What is needed
The records that follow should be retyped word for word.

Data shown
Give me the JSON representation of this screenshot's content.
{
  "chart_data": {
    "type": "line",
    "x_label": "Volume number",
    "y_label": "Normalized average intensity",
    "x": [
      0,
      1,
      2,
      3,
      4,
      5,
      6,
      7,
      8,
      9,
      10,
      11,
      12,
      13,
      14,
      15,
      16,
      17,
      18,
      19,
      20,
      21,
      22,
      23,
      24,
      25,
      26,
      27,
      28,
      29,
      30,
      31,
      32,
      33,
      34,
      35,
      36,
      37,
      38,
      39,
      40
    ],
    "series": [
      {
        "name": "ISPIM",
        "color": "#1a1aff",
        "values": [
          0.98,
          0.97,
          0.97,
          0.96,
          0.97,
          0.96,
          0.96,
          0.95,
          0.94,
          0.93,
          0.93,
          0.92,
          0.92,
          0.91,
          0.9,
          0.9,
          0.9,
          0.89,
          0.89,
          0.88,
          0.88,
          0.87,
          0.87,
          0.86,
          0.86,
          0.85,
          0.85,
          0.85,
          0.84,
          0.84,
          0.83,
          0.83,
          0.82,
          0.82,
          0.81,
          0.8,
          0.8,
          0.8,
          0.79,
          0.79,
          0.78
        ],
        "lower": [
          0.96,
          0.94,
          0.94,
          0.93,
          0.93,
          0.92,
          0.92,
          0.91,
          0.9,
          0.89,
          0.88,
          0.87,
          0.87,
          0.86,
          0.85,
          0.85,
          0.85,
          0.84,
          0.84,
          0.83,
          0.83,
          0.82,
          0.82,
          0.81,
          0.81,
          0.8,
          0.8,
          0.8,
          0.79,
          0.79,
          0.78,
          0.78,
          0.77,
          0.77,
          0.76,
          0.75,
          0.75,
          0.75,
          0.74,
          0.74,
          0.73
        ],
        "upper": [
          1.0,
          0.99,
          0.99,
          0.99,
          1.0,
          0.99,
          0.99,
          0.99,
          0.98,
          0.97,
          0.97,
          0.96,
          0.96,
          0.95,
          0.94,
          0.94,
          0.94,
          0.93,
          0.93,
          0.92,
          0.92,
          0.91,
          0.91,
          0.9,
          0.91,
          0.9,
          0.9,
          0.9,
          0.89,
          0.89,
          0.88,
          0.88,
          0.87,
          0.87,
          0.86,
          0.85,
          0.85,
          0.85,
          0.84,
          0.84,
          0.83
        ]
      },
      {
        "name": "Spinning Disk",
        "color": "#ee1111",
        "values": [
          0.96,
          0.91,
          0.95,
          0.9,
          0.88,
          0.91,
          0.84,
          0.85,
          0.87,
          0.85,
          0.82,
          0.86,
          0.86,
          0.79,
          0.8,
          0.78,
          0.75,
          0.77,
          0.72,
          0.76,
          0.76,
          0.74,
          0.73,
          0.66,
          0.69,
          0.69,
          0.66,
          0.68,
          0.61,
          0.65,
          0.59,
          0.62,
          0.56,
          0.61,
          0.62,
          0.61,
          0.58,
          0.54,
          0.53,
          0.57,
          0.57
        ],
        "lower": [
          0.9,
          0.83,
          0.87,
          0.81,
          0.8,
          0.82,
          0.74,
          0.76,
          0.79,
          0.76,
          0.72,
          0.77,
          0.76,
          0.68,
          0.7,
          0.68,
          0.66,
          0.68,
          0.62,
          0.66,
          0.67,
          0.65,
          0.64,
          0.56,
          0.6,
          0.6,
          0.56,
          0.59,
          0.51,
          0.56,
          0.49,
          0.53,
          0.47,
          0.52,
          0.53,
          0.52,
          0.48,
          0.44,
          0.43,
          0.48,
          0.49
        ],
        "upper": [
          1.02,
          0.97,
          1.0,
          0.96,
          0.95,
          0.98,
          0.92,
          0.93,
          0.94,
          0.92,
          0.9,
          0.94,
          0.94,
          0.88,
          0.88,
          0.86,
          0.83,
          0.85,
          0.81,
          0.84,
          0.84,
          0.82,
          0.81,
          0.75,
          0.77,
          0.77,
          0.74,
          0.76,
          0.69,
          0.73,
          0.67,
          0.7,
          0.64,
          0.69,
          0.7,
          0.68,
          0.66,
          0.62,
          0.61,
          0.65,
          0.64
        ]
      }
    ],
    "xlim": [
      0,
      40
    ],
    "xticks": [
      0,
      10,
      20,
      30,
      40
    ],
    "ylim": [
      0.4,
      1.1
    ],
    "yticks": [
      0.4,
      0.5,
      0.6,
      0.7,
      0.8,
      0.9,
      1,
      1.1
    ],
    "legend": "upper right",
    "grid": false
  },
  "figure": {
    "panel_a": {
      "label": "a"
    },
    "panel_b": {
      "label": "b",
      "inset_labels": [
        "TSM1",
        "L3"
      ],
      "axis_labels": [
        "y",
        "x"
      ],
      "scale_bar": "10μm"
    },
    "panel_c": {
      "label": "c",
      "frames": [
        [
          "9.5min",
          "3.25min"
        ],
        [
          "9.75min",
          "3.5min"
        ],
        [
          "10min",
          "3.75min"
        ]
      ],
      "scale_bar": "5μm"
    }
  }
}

Output for this task
Give me the JSON representation of this screenshot's content.
{
  "chart_data": {
    "type": "line",
    "x_label": "Volume number",
    "y_label": "Normalized average intensity",
    "x": [
      0,
      1,
      2,
      3,
      4,
      5,
      6,
      7,
      8,
      9,
      10,
      11,
      12,
      13,
      14,
      15,
      16,
      17,
      18,
      19,
      20,
      21,
      22,
      23,
      24,
      25,
      26,
      27,
      28,
      29,
      30,
      31,
      32,
      33,
      34,
      35,
      36,
      37,
      38,
      39,
      40
    ],
    "series": [
      {
        "name": "ISPIM",
        "color": "#1a1aff",
        "values": [
          0.98,
          0.97,
          0.97,
          0.96,
          0.97,
          0.96,
          0.96,
          0.95,
          0.94,
          0.93,
          0.93,
          0.92,
          0.92,
          0.91,
          0.9,
          0.9,
          0.9,
          0.89,
          0.89,
          0.88,
          0.88,
          0.87,
          0.87,
          0.86,
          0.86,
          0.85,
          0.85,
          0.85,
          0.84,
          0.84,
          0.83,
          0.83,
          0.82,
          0.82,
          0.81,
          0.8,
          0.8,
          0.8,
          0.79,
          0.79,
          0.78
        ],
        "lower": [
          0.96,
          0.94,
          0.94,
          0.93,
          0.93,
          0.92,
          0.92,
          0.91,
          0.9,
          0.89,
          0.88,
          0.87,
          0.87,
          0.86,
          0.85,
          0.85,
          0.85,
          0.84,
          0.84,
          0.83,
          0.83,
          0.82,
          0.82,
          0.81,
          0.81,
          0.8,
          0.8,
          0.8,
          0.79,
          0.79,
          0.78,
          0.78,
          0.77,
          0.77,
          0.76,
          0.75,
          0.75,
          0.75,
          0.74,
          0.74,
          0.73
        ],
        "upper": [
          1.0,
          0.99,
          0.99,
          0.99,
          1.0,
          0.99,
          0.99,
          0.99,
          0.98,
          0.97,
          0.97,
          0.96,
          0.96,
          0.95,
          0.94,
          0.94,
          0.94,
          0.93,
          0.93,
          0.92,
          0.92,
          0.91,
          0.91,
          0.9,
          0.91,
          0.9,
          0.9,
          0.9,
          0.89,
          0.89,
          0.88,
          0.88,
          0.87,
          0.87,
          0.86,
          0.85,
          0.85,
          0.85,
          0.84,
          0.84,
          0.83
        ]
      },
      {
        "name": "Spinning Disk",
        "color": "#ee1111",
        "values": [
          0.96,
          0.91,
          0.95,
          0.9,
          0.88,
          0.91,
          0.84,
          0.85,
          0.87,
          0.85,
          0.82,
          0.86,
          0.86,
          0.79,
          0.8,
          0.78,
          0.75,
          0.77,
          0.72,
          0.76,
          0.76,
          0.74,
          0.73,
          0.66,
          0.69,
          0.69,
          0.66,
          0.68,
          0.61,
          0.65,
          0.59,
          0.62,
          0.56,
          0.61,
          0.62,
          0.61,
          0.58,
          0.54,
          0.53,
          0.57,
          0.57
        ],
        "lower": [
          0.9,
          0.83,
          0.87,
          0.81,
          0.8,
          0.82,
          0.74,
          0.76,
          0.79,
          0.76,
          0.72,
          0.77,
          0.76,
          0.68,
          0.7,
          0.68,
          0.66,
          0.68,
          0.62,
          0.66,
          0.67,
          0.65,
          0.64,
          0.56,
          0.6,
          0.6,
          0.56,
          0.59,
          0.51,
          0.56,
          0.49,
          0.53,
          0.47,
          0.52,
          0.53,
          0.52,
          0.48,
          0.44,
          0.43,
          0.48,
          0.49
        ],
        "upper": [
          1.02,
          0.97,
          1.0,
          0.96,
          0.95,
          0.98,
          0.92,
          0.93,
          0.94,
          0.92,
          0.9,
          0.94,
          0.94,
          0.88,
          0.88,
          0.86,
          0.83,
          0.85,
          0.81,
          0.84,
          0.84,
          0.82,
          0.81,
          0.75,
          0.77,
          0.77,
          0.74,
          0.76,
          0.69,
          0.73,
          0.67,
          0.7,
          0.64,
          0.69,
          0.7,
          0.68,
          0.66,
          0.62,
          0.61,
          0.65,
          0.64
        ]
      }
    ],
    "xlim": [
      0,
      40
    ],
    "xticks": [
      0,
      10,
      20,
      30,
      40
    ],
    "ylim": [
      0.4,
      1.1
    ],
    "yticks": [
      0.4,
      0.5,
      0.6,
      0.7,
      0.8,
      0.9,
      1,
      1.1
    ],
    "legend": "upper right",
    "grid": false
  },
  "figure": {
    "panel_a": {
      "label": "a"
    },
    "panel_b": {
      "label": "b",
      "inset_labels": [
        "TSM1",
        "L3"
      ],
      "axis_labels": [
        "y",
        "x"
      ],
      "scale_bar": "10μm"
    },
    "panel_c": {
      "label": "c",
      "frames": [
        [
          "9.5min",
          "3.25min"
        ],
        [
          "9.75min",
          "3.5min"
        ],
        [
          "10min",
          "3.75min"
        ]
      ],
      "scale_bar": "5μm"
    }
  }
}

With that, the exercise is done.